[BEGIN]

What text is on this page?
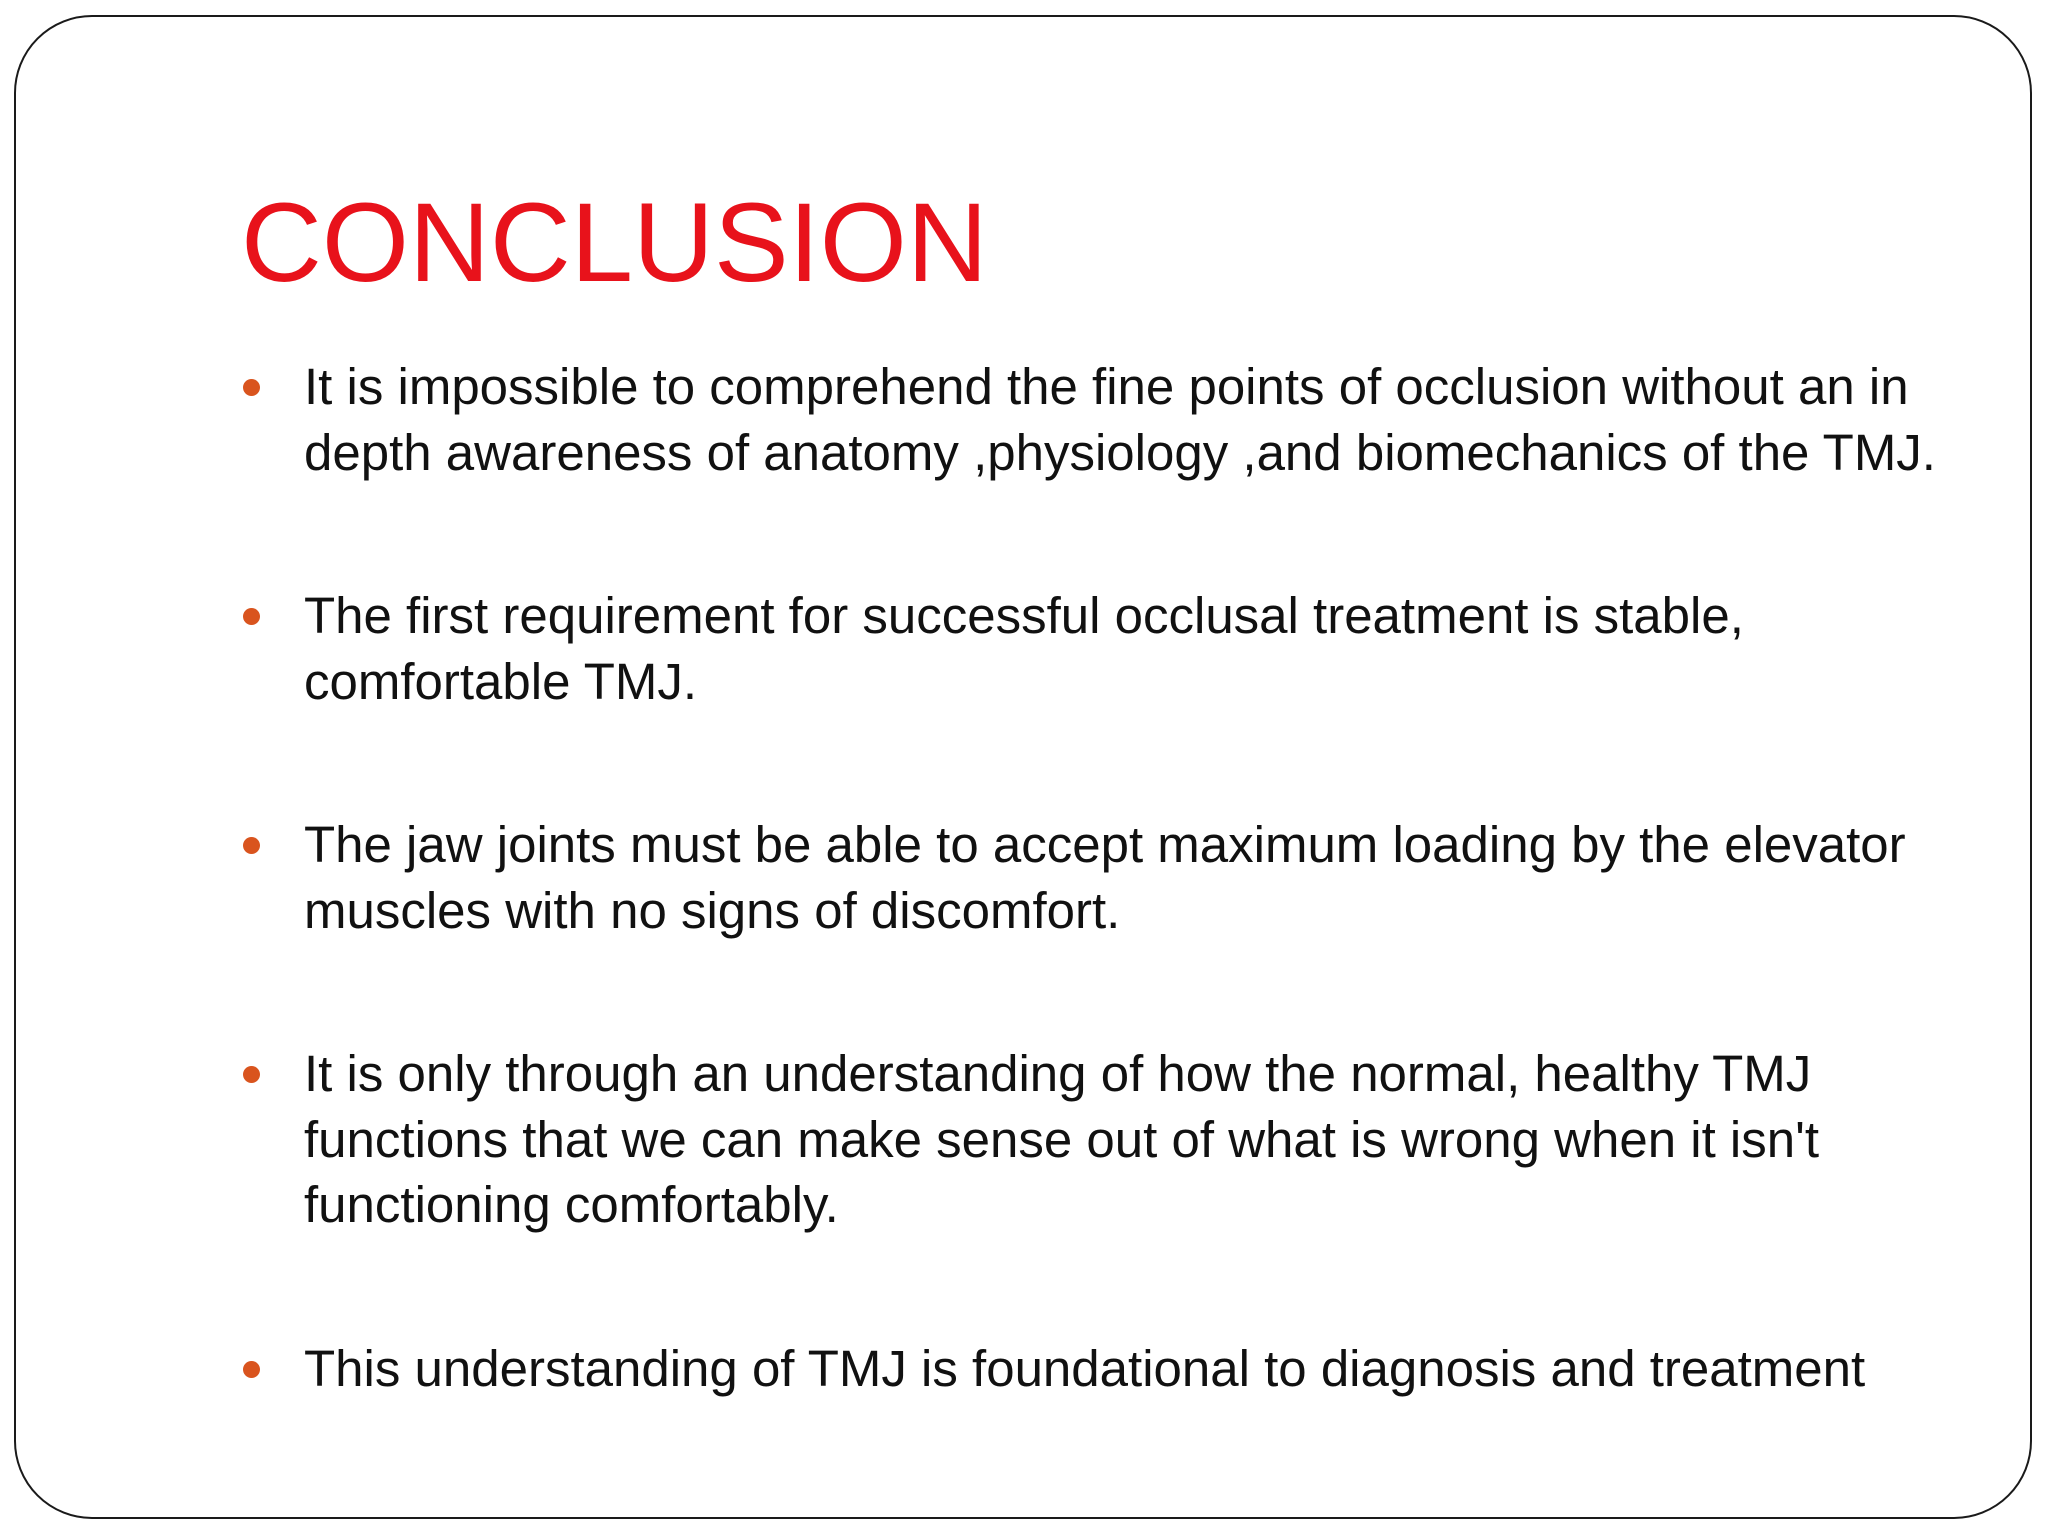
CONCLUSION
It is impossible to comprehend the fine points of occlusion without an in depth awareness of anatomy ,physiology ,and biomechanics of the TMJ.
The first requirement for successful occlusal treatment is stable, comfortable TMJ.
The jaw joints must be able to accept maximum loading by the elevator muscles with no signs of discomfort.
It is only through an understanding of how the normal, healthy TMJ functions that we can make sense out of what is wrong when it isn't functioning comfortably.
This understanding of TMJ is foundational to diagnosis and treatment
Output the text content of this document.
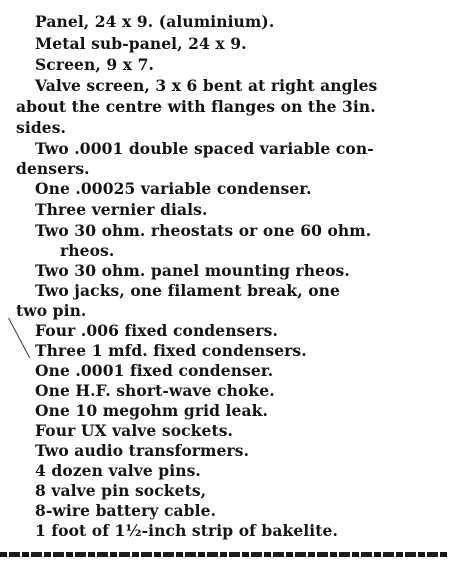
Panel, 24 x 9. (aluminium).
Metal sub-panel, 24 x 9.
Screen, 9 x 7.
Valve screen, 3 x 6 bent at right angles
about the centre with flanges on the 3in.
sides.
Two .0001 double spaced variable con-
densers.
One .00025 variable condenser.
Three vernier dials.
Two 30 ohm. rheostats or one 60 ohm.
rheos.
Two 30 ohm. panel mounting rheos.
Two jacks, one filament break, one
two pin.
Four .006 fixed condensers.
Three 1 mfd. fixed condensers.
One .0001 fixed condenser.
One H.F. short-wave choke.
One 10 megohm grid leak.
Four UX valve sockets.
Two audio transformers.
4 dozen valve pins.
8 valve pin sockets,
8-wire battery cable.
1 foot of 1½-inch strip of bakelite.
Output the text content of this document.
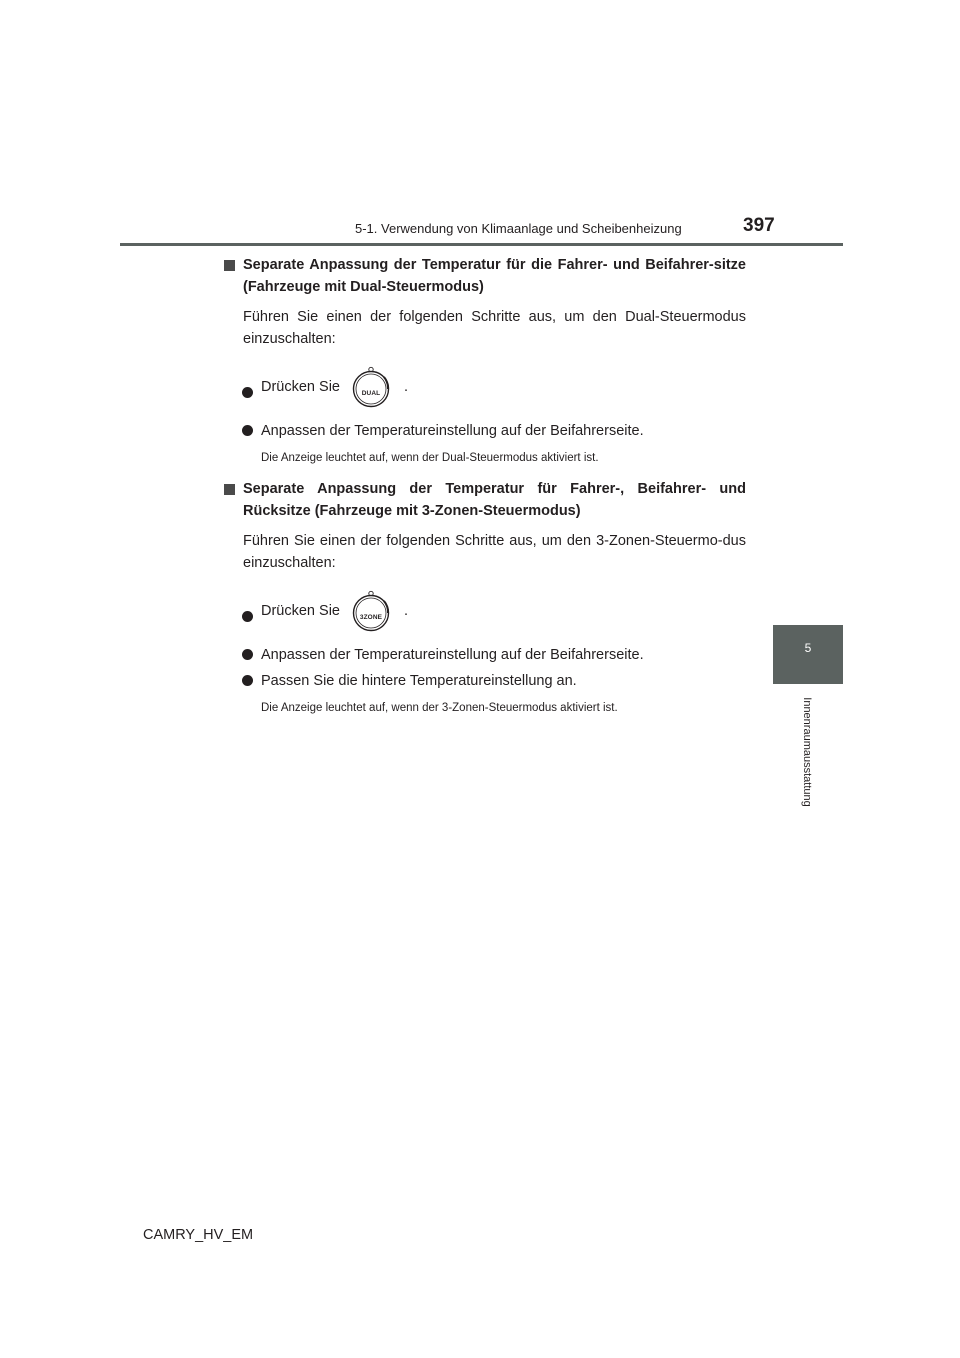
5-1. Verwendung von Klimaanlage und Scheibenheizung	397
5
Innenraumausstattung
Separate Anpassung der Temperatur für die Fahrer- und Beifahrer-sitze (Fahrzeuge mit Dual-Steuermodus)
Führen Sie einen der folgenden Schritte aus, um den Dual-Steuermodus einzuschalten:
Drücken Sie	DUAL	.
Anpassen der Temperatureinstellung auf der Beifahrerseite.
Die Anzeige leuchtet auf, wenn der Dual-Steuermodus aktiviert ist.
Separate Anpassung der Temperatur für Fahrer-, Beifahrer- und Rücksitze (Fahrzeuge mit 3-Zonen-Steuermodus)
Führen Sie einen der folgenden Schritte aus, um den 3-Zonen-Steuermo-dus einzuschalten:
Drücken Sie	3ZONE	.
Anpassen der Temperatureinstellung auf der Beifahrerseite.
Passen Sie die hintere Temperatureinstellung an.
Die Anzeige leuchtet auf, wenn der 3-Zonen-Steuermodus aktiviert ist.
CAMRY_HV_EM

[END]

SET PROBLEM >>
Reply with only the number of lines in the entries that contain the word "Schritte".

EXERCISE SOLUTION >>
2